> _EXERCISE TASK_: Under this task are some entries; return every one of them exactly.

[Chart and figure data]
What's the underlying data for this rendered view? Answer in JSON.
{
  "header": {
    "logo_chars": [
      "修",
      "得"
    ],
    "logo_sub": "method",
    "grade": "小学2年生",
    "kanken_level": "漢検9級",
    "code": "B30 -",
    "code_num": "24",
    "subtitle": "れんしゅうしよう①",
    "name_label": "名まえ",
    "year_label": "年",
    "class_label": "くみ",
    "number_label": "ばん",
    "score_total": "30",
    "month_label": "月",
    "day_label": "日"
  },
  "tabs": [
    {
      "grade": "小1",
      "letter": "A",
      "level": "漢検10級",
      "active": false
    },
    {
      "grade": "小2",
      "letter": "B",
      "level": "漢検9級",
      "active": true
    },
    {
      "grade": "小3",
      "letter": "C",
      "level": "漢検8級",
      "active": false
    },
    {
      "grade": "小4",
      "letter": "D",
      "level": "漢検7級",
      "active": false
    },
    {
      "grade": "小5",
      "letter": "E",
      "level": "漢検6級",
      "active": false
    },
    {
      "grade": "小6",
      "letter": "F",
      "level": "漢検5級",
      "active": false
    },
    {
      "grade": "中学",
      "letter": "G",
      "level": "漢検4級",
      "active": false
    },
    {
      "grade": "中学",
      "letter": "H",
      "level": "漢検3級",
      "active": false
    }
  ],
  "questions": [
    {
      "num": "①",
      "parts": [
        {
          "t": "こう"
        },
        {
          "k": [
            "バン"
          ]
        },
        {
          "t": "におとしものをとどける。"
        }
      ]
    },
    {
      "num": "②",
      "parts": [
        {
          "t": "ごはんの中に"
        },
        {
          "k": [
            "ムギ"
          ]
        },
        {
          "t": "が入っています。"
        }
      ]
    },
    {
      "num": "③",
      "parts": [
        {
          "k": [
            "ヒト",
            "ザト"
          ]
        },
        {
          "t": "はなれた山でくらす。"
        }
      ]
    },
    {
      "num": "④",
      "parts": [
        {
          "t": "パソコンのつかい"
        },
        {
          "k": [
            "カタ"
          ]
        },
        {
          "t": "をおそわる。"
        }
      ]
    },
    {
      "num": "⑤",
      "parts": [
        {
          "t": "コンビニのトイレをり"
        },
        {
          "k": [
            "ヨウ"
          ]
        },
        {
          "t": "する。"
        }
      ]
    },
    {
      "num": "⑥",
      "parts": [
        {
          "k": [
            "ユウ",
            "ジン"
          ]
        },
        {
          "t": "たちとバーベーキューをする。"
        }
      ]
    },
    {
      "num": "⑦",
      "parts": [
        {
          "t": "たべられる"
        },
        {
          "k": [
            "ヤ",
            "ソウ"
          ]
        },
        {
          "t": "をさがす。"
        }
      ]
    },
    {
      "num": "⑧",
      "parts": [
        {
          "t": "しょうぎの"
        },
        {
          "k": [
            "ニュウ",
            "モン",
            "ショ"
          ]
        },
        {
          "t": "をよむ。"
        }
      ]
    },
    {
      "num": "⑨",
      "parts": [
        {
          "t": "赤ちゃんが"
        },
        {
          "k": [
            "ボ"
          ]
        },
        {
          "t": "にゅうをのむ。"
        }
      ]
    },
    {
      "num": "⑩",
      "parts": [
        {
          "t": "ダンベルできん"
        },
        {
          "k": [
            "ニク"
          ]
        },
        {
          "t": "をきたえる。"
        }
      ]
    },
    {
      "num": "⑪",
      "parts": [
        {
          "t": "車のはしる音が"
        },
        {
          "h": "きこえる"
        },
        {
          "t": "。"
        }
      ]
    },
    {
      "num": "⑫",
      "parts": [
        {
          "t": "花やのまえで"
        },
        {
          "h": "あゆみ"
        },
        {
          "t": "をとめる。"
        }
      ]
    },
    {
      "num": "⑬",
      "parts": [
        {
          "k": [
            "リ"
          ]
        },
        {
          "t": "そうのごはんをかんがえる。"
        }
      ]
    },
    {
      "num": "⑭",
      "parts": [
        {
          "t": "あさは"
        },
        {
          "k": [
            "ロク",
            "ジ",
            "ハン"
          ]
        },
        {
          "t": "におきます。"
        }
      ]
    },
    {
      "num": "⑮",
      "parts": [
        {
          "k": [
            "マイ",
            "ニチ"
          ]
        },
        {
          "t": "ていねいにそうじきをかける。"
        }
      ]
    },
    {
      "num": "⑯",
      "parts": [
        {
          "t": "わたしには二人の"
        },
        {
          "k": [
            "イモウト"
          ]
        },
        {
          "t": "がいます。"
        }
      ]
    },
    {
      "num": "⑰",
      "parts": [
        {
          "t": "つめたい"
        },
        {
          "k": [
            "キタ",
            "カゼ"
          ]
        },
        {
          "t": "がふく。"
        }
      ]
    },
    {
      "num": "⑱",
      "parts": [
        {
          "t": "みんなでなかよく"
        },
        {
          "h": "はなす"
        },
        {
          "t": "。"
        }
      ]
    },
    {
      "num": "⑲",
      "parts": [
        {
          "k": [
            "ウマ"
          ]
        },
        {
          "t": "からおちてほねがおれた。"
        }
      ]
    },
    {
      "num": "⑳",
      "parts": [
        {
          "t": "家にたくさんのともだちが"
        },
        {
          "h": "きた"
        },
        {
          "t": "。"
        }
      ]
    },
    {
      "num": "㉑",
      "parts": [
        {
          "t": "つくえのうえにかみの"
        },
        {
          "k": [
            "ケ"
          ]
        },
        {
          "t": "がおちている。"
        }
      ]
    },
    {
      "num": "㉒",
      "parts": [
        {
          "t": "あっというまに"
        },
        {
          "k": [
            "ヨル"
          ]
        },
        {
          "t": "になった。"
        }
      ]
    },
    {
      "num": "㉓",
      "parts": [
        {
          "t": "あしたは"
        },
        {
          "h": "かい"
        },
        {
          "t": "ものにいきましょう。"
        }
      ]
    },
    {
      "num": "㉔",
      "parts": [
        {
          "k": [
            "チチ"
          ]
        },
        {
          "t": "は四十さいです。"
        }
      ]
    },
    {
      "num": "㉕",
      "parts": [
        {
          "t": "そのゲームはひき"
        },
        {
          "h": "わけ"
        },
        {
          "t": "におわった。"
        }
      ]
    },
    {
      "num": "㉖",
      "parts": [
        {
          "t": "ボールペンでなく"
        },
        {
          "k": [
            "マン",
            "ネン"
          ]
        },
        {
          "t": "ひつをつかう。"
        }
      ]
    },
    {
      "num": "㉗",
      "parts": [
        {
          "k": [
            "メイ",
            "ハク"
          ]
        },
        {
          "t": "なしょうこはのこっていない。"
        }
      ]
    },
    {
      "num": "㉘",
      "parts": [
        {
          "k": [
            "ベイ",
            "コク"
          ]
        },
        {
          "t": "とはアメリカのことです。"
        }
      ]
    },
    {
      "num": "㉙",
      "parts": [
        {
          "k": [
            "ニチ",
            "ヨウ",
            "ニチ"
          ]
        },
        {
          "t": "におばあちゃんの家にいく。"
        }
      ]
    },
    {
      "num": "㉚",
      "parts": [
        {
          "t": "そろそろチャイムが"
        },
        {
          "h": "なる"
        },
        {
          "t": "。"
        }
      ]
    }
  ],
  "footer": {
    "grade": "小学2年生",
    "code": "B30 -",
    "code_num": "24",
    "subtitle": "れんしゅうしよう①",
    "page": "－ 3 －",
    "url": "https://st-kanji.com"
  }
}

> _WRITTEN ANSWER_:
What's the underlying data for this rendered view? Answer in JSON.
{
  "header": {
    "logo_chars": [
      "修",
      "得"
    ],
    "logo_sub": "method",
    "grade": "小学2年生",
    "kanken_level": "漢検9級",
    "code": "B30 -",
    "code_num": "24",
    "subtitle": "れんしゅうしよう①",
    "name_label": "名まえ",
    "year_label": "年",
    "class_label": "くみ",
    "number_label": "ばん",
    "score_total": "30",
    "month_label": "月",
    "day_label": "日"
  },
  "tabs": [
    {
      "grade": "小1",
      "letter": "A",
      "level": "漢検10級",
      "active": false
    },
    {
      "grade": "小2",
      "letter": "B",
      "level": "漢検9級",
      "active": true
    },
    {
      "grade": "小3",
      "letter": "C",
      "level": "漢検8級",
      "active": false
    },
    {
      "grade": "小4",
      "letter": "D",
      "level": "漢検7級",
      "active": false
    },
    {
      "grade": "小5",
      "letter": "E",
      "level": "漢検6級",
      "active": false
    },
    {
      "grade": "小6",
      "letter": "F",
      "level": "漢検5級",
      "active": false
    },
    {
      "grade": "中学",
      "letter": "G",
      "level": "漢検4級",
      "active": false
    },
    {
      "grade": "中学",
      "letter": "H",
      "level": "漢検3級",
      "active": false
    }
  ],
  "questions": [
    {
      "num": "①",
      "parts": [
        {
          "t": "こう"
        },
        {
          "k": [
            "バン"
          ]
        },
        {
          "t": "におとしものをとどける。"
        }
      ]
    },
    {
      "num": "②",
      "parts": [
        {
          "t": "ごはんの中に"
        },
        {
          "k": [
            "ムギ"
          ]
        },
        {
          "t": "が入っています。"
        }
      ]
    },
    {
      "num": "③",
      "parts": [
        {
          "k": [
            "ヒト",
            "ザト"
          ]
        },
        {
          "t": "はなれた山でくらす。"
        }
      ]
    },
    {
      "num": "④",
      "parts": [
        {
          "t": "パソコンのつかい"
        },
        {
          "k": [
            "カタ"
          ]
        },
        {
          "t": "をおそわる。"
        }
      ]
    },
    {
      "num": "⑤",
      "parts": [
        {
          "t": "コンビニのトイレをり"
        },
        {
          "k": [
            "ヨウ"
          ]
        },
        {
          "t": "する。"
        }
      ]
    },
    {
      "num": "⑥",
      "parts": [
        {
          "k": [
            "ユウ",
            "ジン"
          ]
        },
        {
          "t": "たちとバーベーキューをする。"
        }
      ]
    },
    {
      "num": "⑦",
      "parts": [
        {
          "t": "たべられる"
        },
        {
          "k": [
            "ヤ",
            "ソウ"
          ]
        },
        {
          "t": "をさがす。"
        }
      ]
    },
    {
      "num": "⑧",
      "parts": [
        {
          "t": "しょうぎの"
        },
        {
          "k": [
            "ニュウ",
            "モン",
            "ショ"
          ]
        },
        {
          "t": "をよむ。"
        }
      ]
    },
    {
      "num": "⑨",
      "parts": [
        {
          "t": "赤ちゃんが"
        },
        {
          "k": [
            "ボ"
          ]
        },
        {
          "t": "にゅうをのむ。"
        }
      ]
    },
    {
      "num": "⑩",
      "parts": [
        {
          "t": "ダンベルできん"
        },
        {
          "k": [
            "ニク"
          ]
        },
        {
          "t": "をきたえる。"
        }
      ]
    },
    {
      "num": "⑪",
      "parts": [
        {
          "t": "車のはしる音が"
        },
        {
          "h": "きこえる"
        },
        {
          "t": "。"
        }
      ]
    },
    {
      "num": "⑫",
      "parts": [
        {
          "t": "花やのまえで"
        },
        {
          "h": "あゆみ"
        },
        {
          "t": "をとめる。"
        }
      ]
    },
    {
      "num": "⑬",
      "parts": [
        {
          "k": [
            "リ"
          ]
        },
        {
          "t": "そうのごはんをかんがえる。"
        }
      ]
    },
    {
      "num": "⑭",
      "parts": [
        {
          "t": "あさは"
        },
        {
          "k": [
            "ロク",
            "ジ",
            "ハン"
          ]
        },
        {
          "t": "におきます。"
        }
      ]
    },
    {
      "num": "⑮",
      "parts": [
        {
          "k": [
            "マイ",
            "ニチ"
          ]
        },
        {
          "t": "ていねいにそうじきをかける。"
        }
      ]
    },
    {
      "num": "⑯",
      "parts": [
        {
          "t": "わたしには二人の"
        },
        {
          "k": [
            "イモウト"
          ]
        },
        {
          "t": "がいます。"
        }
      ]
    },
    {
      "num": "⑰",
      "parts": [
        {
          "t": "つめたい"
        },
        {
          "k": [
            "キタ",
            "カゼ"
          ]
        },
        {
          "t": "がふく。"
        }
      ]
    },
    {
      "num": "⑱",
      "parts": [
        {
          "t": "みんなでなかよく"
        },
        {
          "h": "はなす"
        },
        {
          "t": "。"
        }
      ]
    },
    {
      "num": "⑲",
      "parts": [
        {
          "k": [
            "ウマ"
          ]
        },
        {
          "t": "からおちてほねがおれた。"
        }
      ]
    },
    {
      "num": "⑳",
      "parts": [
        {
          "t": "家にたくさんのともだちが"
        },
        {
          "h": "きた"
        },
        {
          "t": "。"
        }
      ]
    },
    {
      "num": "㉑",
      "parts": [
        {
          "t": "つくえのうえにかみの"
        },
        {
          "k": [
            "ケ"
          ]
        },
        {
          "t": "がおちている。"
        }
      ]
    },
    {
      "num": "㉒",
      "parts": [
        {
          "t": "あっというまに"
        },
        {
          "k": [
            "ヨル"
          ]
        },
        {
          "t": "になった。"
        }
      ]
    },
    {
      "num": "㉓",
      "parts": [
        {
          "t": "あしたは"
        },
        {
          "h": "かい"
        },
        {
          "t": "ものにいきましょう。"
        }
      ]
    },
    {
      "num": "㉔",
      "parts": [
        {
          "k": [
            "チチ"
          ]
        },
        {
          "t": "は四十さいです。"
        }
      ]
    },
    {
      "num": "㉕",
      "parts": [
        {
          "t": "そのゲームはひき"
        },
        {
          "h": "わけ"
        },
        {
          "t": "におわった。"
        }
      ]
    },
    {
      "num": "㉖",
      "parts": [
        {
          "t": "ボールペンでなく"
        },
        {
          "k": [
            "マン",
            "ネン"
          ]
        },
        {
          "t": "ひつをつかう。"
        }
      ]
    },
    {
      "num": "㉗",
      "parts": [
        {
          "k": [
            "メイ",
            "ハク"
          ]
        },
        {
          "t": "なしょうこはのこっていない。"
        }
      ]
    },
    {
      "num": "㉘",
      "parts": [
        {
          "k": [
            "ベイ",
            "コク"
          ]
        },
        {
          "t": "とはアメリカのことです。"
        }
      ]
    },
    {
      "num": "㉙",
      "parts": [
        {
          "k": [
            "ニチ",
            "ヨウ",
            "ニチ"
          ]
        },
        {
          "t": "におばあちゃんの家にいく。"
        }
      ]
    },
    {
      "num": "㉚",
      "parts": [
        {
          "t": "そろそろチャイムが"
        },
        {
          "h": "なる"
        },
        {
          "t": "。"
        }
      ]
    }
  ],
  "footer": {
    "grade": "小学2年生",
    "code": "B30 -",
    "code_num": "24",
    "subtitle": "れんしゅうしよう①",
    "page": "－ 3 －",
    "url": "https://st-kanji.com"
  }
}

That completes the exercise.